== Text ==
On a^4 + b^3 = c^2

There are infinitely many primitive solutions to the Diophantine
equation
                   a^4 + b^3 = c^2 

To prove this, factor the equation  b^3 = c^2 - a^4  as

            b^3  =  (c + a^2)(c - a^2)

If a and c have opposite parity the two factors on the right are
coprime, so we have integers m,n such that

           m^3  =  c + a^2          n^3  =  c - a^2

It follows that we have a solution if we can find integers a,c
of the form
               c = (m^3 + n^3)/2       a^2 = (m^3 - n^3)/2

These values of a^2 and c are clearly integers (since m and n are both
odd), so the only constraint on m,n is that they make "a" an integer.
===
== Supplied information ==
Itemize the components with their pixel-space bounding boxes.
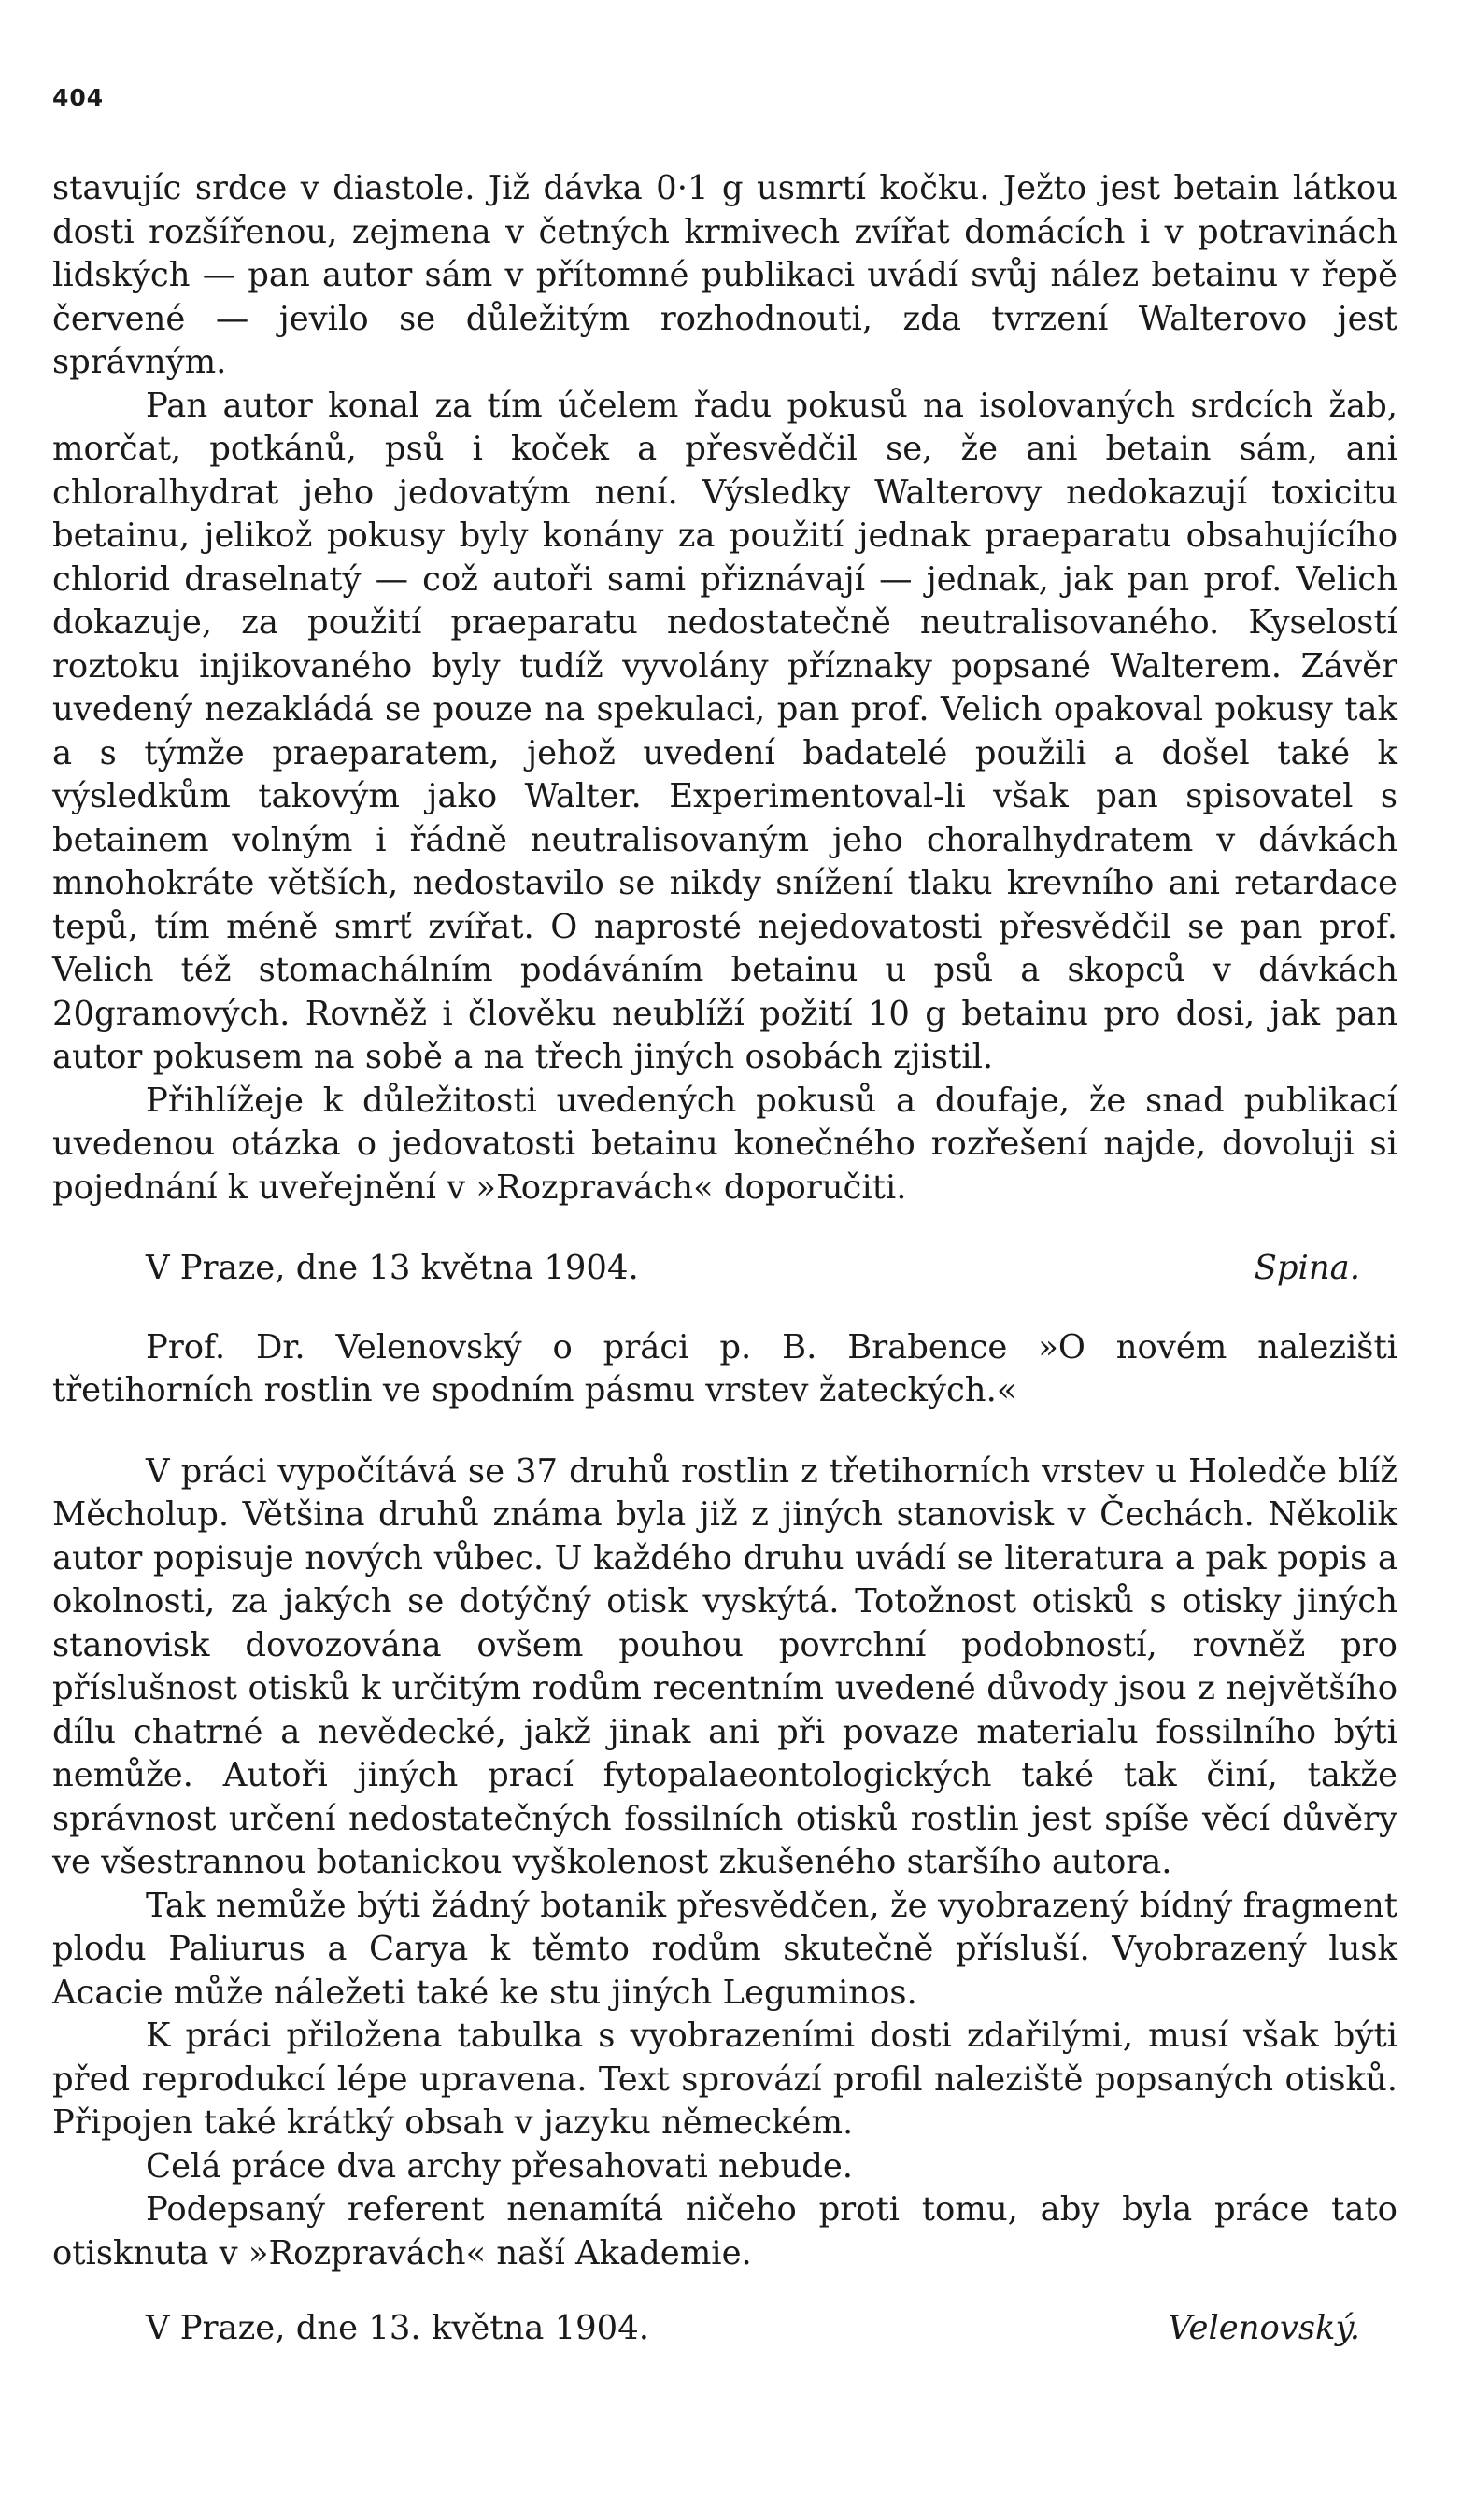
===
#### Exercise details
Resume the write-up on a^4 + b^3 = c^2 after its last sentence.

#### Reply to the task
There are several ways of constructing an infinite family with this
property.  For example, if we restrict ourselves to "twin" values
of m and n, meaning that m=k+1 and n=k-1, the above equation for a^2
becomes
                 a^2  -  3k^2  =  1

which is a "Pell equation".  By the usual methods we have the solutions 
given by k = 0, 1, 4, 15, 56, 209, 780, ... and in general by the
recurrence
                k_j  =  4 k_{j-1}  -  k_{j-2}

Obviously these values of k alternate between odd and even.  The
odd values give even values of m and n, so those correspond to non-
primitive solutions, such as 26^4 + 224^3 = 3420^2, whereas the even
values of k give odd values of m and n, and the corresponding
solutions of the original equation are primitive.  For example,
with k=4 we have m=5, n=3, which gives the solution a=7,b=15,c=76.
The next primitive solution in this family is based on the Pell
solution k=56, which gives m=57,n=55 and so a=97,b=3135,c=175784.
The next such solution would be based on the even Pell solution
k=780, and so on.  We can create other infinite families in a
similar way by defining a linear relation between m and n.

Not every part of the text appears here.